* BEGIN Records for the exercise *

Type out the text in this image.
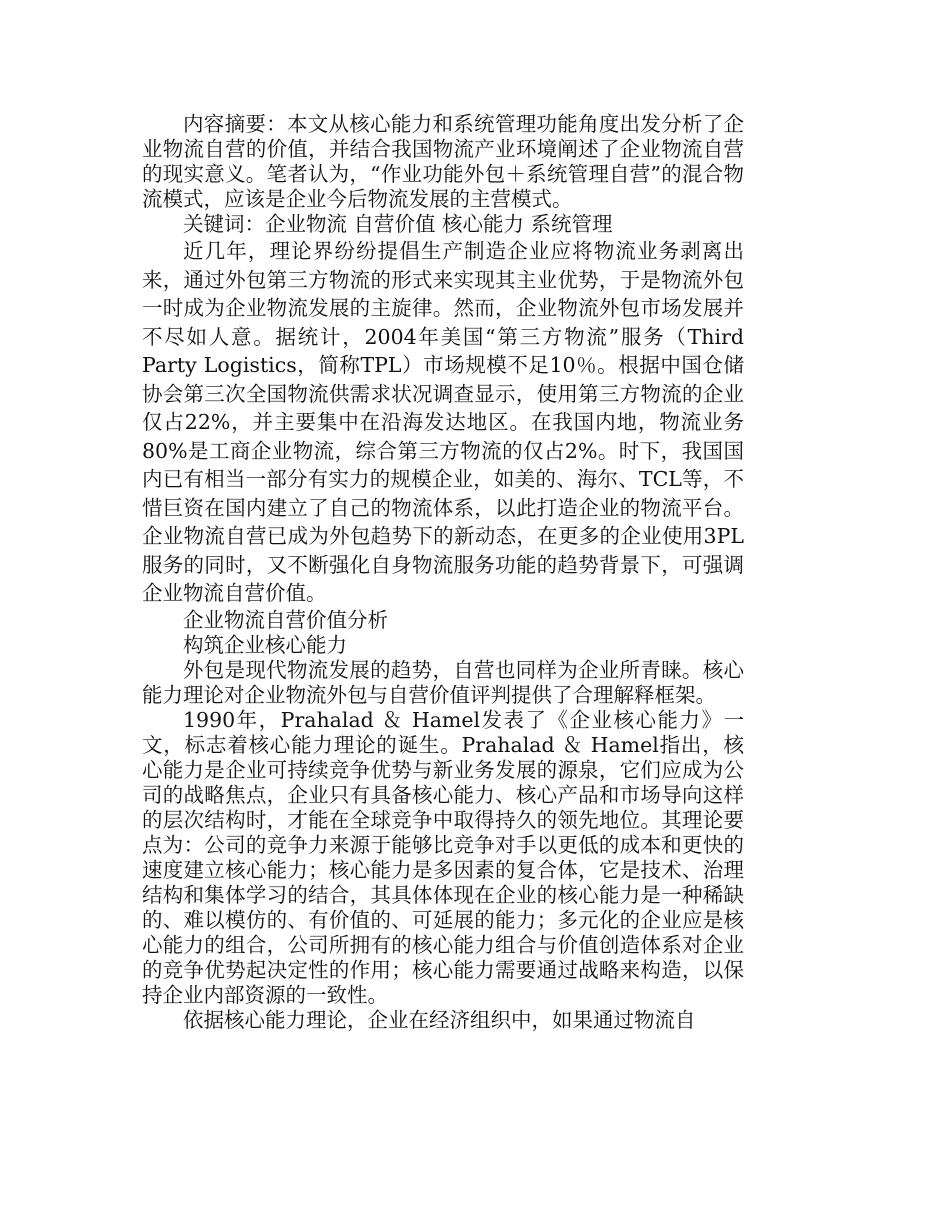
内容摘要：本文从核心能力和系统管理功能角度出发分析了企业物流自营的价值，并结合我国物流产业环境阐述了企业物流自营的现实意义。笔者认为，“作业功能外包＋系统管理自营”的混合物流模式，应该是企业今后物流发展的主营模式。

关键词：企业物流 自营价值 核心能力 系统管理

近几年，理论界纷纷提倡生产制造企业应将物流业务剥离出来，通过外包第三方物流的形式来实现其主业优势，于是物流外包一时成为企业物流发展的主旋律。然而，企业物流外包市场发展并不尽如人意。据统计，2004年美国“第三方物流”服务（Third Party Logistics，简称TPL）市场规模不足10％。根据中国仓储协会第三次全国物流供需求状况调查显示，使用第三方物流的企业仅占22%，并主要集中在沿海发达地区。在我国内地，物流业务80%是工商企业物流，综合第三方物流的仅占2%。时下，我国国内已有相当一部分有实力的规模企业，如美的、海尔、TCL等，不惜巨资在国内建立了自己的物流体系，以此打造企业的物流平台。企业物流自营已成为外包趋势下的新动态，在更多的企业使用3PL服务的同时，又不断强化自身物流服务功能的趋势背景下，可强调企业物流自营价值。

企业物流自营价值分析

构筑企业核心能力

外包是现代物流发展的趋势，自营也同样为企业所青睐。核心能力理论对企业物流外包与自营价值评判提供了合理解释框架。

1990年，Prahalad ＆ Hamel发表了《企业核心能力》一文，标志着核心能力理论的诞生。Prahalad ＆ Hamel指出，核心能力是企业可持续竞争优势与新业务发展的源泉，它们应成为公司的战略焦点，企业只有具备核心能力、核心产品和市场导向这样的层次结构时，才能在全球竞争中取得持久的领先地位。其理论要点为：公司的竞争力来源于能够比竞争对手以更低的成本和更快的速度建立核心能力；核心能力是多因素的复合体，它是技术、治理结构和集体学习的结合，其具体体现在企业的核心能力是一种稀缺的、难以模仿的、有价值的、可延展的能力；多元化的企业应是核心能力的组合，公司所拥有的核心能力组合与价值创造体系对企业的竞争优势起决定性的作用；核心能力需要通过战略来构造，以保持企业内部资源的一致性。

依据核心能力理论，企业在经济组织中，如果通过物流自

* END Records for the exercise *

Work to do: Drop the pictures and reproduce the rest of the entries above exactly.

Output:
Type out the text in this image.
内容摘要：本文从核心能力和系统管理功能角度出发分析了企业物流自营的价值，并结合我国物流产业环境阐述了企业物流自营的现实意义。笔者认为，“作业功能外包＋系统管理自营”的混合物流模式，应该是企业今后物流发展的主营模式。

关键词：企业物流 自营价值 核心能力 系统管理

近几年，理论界纷纷提倡生产制造企业应将物流业务剥离出来，通过外包第三方物流的形式来实现其主业优势，于是物流外包一时成为企业物流发展的主旋律。然而，企业物流外包市场发展并不尽如人意。据统计，2004年美国“第三方物流”服务（Third Party Logistics，简称TPL）市场规模不足10％。根据中国仓储协会第三次全国物流供需求状况调查显示，使用第三方物流的企业仅占22%，并主要集中在沿海发达地区。在我国内地，物流业务80%是工商企业物流，综合第三方物流的仅占2%。时下，我国国内已有相当一部分有实力的规模企业，如美的、海尔、TCL等，不惜巨资在国内建立了自己的物流体系，以此打造企业的物流平台。企业物流自营已成为外包趋势下的新动态，在更多的企业使用3PL服务的同时，又不断强化自身物流服务功能的趋势背景下，可强调企业物流自营价值。

企业物流自营价值分析

构筑企业核心能力

外包是现代物流发展的趋势，自营也同样为企业所青睐。核心能力理论对企业物流外包与自营价值评判提供了合理解释框架。

1990年，Prahalad ＆ Hamel发表了《企业核心能力》一文，标志着核心能力理论的诞生。Prahalad ＆ Hamel指出，核心能力是企业可持续竞争优势与新业务发展的源泉，它们应成为公司的战略焦点，企业只有具备核心能力、核心产品和市场导向这样的层次结构时，才能在全球竞争中取得持久的领先地位。其理论要点为：公司的竞争力来源于能够比竞争对手以更低的成本和更快的速度建立核心能力；核心能力是多因素的复合体，它是技术、治理结构和集体学习的结合，其具体体现在企业的核心能力是一种稀缺的、难以模仿的、有价值的、可延展的能力；多元化的企业应是核心能力的组合，公司所拥有的核心能力组合与价值创造体系对企业的竞争优势起决定性的作用；核心能力需要通过战略来构造，以保持企业内部资源的一致性。

依据核心能力理论，企业在经济组织中，如果通过物流自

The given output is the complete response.